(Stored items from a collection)
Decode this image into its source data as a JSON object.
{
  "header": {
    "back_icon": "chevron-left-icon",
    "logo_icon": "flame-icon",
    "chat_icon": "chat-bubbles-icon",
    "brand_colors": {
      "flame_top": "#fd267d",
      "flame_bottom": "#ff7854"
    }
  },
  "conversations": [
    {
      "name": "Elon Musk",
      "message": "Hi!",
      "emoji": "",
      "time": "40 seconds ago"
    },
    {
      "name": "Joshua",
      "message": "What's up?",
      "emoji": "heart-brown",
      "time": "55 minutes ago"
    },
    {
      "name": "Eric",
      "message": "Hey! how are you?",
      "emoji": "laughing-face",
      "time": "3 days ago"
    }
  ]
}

==

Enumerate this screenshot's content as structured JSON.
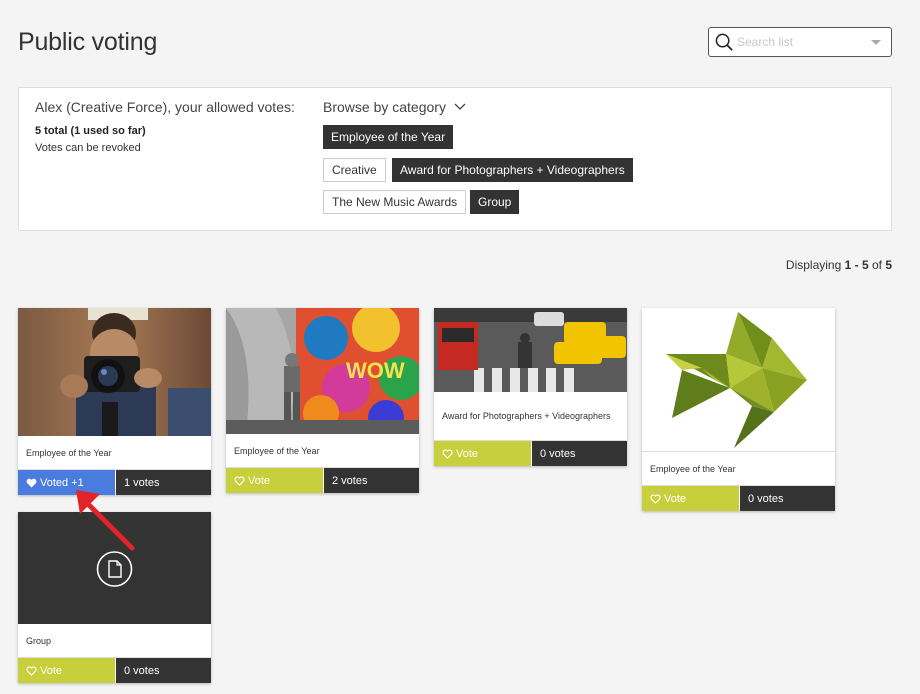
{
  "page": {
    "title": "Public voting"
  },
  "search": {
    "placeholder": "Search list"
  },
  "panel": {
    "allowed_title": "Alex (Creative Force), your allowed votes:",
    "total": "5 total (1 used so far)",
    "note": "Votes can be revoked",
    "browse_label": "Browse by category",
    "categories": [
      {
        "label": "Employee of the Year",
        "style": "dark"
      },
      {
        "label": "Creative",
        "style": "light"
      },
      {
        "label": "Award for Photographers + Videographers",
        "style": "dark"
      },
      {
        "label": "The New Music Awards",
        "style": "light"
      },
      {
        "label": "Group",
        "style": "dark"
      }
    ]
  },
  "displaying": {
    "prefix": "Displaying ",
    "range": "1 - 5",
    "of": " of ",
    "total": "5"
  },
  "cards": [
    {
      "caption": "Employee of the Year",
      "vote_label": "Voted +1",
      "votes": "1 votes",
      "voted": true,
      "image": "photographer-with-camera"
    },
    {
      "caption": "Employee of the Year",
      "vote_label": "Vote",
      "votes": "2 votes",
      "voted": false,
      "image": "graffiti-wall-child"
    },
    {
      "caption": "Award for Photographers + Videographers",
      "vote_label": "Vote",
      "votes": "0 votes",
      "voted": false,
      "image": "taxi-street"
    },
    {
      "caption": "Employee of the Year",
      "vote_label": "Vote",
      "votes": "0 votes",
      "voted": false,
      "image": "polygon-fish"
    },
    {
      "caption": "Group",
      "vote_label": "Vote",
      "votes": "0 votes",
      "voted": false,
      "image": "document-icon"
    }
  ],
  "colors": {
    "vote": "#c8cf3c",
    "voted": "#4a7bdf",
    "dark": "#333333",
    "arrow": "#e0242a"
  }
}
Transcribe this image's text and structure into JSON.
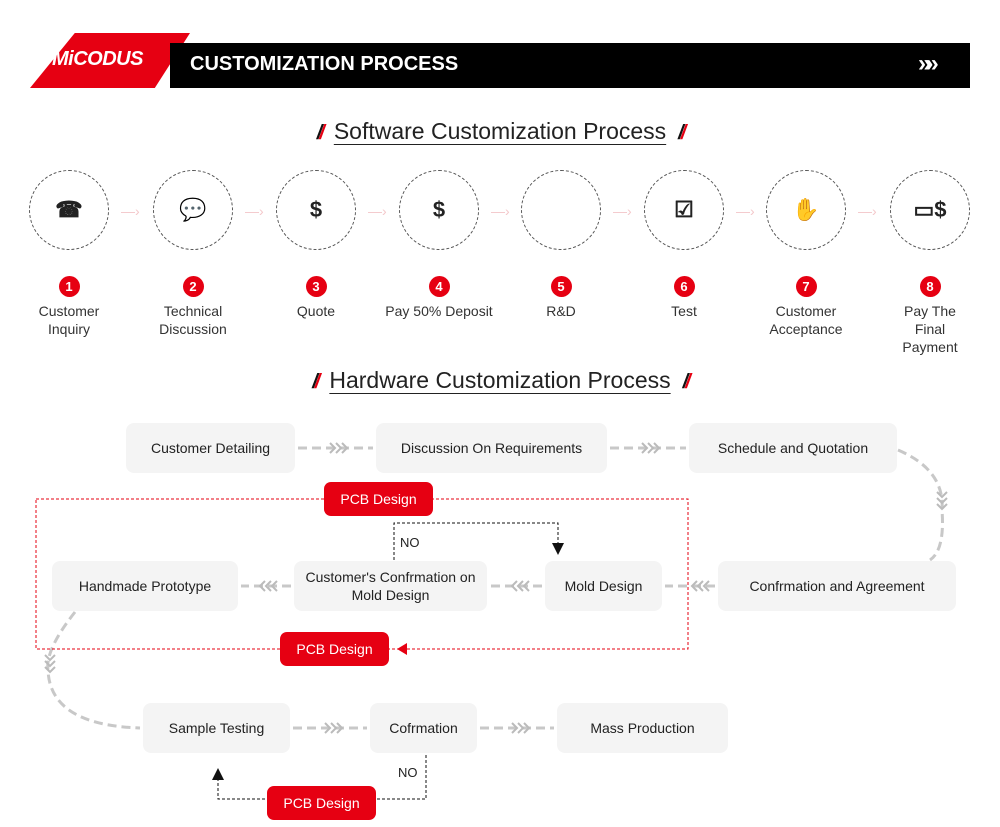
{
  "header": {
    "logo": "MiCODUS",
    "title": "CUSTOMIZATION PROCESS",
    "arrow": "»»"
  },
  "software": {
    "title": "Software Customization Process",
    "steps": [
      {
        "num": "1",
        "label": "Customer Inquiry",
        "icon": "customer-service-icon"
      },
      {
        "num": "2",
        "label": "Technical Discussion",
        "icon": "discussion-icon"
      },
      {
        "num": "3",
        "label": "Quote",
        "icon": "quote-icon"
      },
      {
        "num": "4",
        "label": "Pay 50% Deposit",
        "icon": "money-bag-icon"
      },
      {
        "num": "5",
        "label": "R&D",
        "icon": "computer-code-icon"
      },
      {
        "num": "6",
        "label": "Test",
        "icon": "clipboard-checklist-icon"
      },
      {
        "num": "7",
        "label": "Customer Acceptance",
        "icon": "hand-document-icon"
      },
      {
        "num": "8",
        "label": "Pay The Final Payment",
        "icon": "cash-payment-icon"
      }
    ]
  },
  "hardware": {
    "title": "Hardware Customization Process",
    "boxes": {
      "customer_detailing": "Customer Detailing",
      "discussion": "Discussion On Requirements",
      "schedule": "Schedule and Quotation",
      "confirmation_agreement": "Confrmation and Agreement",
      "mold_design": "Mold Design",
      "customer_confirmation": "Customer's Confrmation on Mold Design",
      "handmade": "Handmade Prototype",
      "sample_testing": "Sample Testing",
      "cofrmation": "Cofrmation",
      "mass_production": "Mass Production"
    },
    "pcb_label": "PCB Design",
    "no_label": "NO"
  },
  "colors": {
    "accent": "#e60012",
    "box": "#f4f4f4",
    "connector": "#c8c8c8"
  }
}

...

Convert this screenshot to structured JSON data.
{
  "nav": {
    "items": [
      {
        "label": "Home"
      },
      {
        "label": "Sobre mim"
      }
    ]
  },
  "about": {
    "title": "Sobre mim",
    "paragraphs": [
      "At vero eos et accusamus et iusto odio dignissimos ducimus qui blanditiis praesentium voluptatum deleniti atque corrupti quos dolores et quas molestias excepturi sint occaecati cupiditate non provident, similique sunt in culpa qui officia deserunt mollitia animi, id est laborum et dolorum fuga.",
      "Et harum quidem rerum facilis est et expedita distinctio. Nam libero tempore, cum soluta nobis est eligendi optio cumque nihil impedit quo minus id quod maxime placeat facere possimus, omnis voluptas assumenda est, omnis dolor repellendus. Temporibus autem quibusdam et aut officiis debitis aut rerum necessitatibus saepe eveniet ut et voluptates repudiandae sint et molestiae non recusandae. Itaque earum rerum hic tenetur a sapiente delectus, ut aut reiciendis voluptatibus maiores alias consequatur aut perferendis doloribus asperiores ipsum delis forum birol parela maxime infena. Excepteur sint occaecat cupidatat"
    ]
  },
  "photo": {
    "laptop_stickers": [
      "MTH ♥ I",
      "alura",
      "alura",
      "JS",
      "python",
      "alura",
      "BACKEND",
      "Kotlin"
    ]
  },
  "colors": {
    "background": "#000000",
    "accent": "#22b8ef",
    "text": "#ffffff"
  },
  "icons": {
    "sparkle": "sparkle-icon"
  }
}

◆ **INSTRUCTIONS FOR THE TASK**
State the number of lines above that hold the string "Mold", with nothing added.

◆ **SOLUTION**
2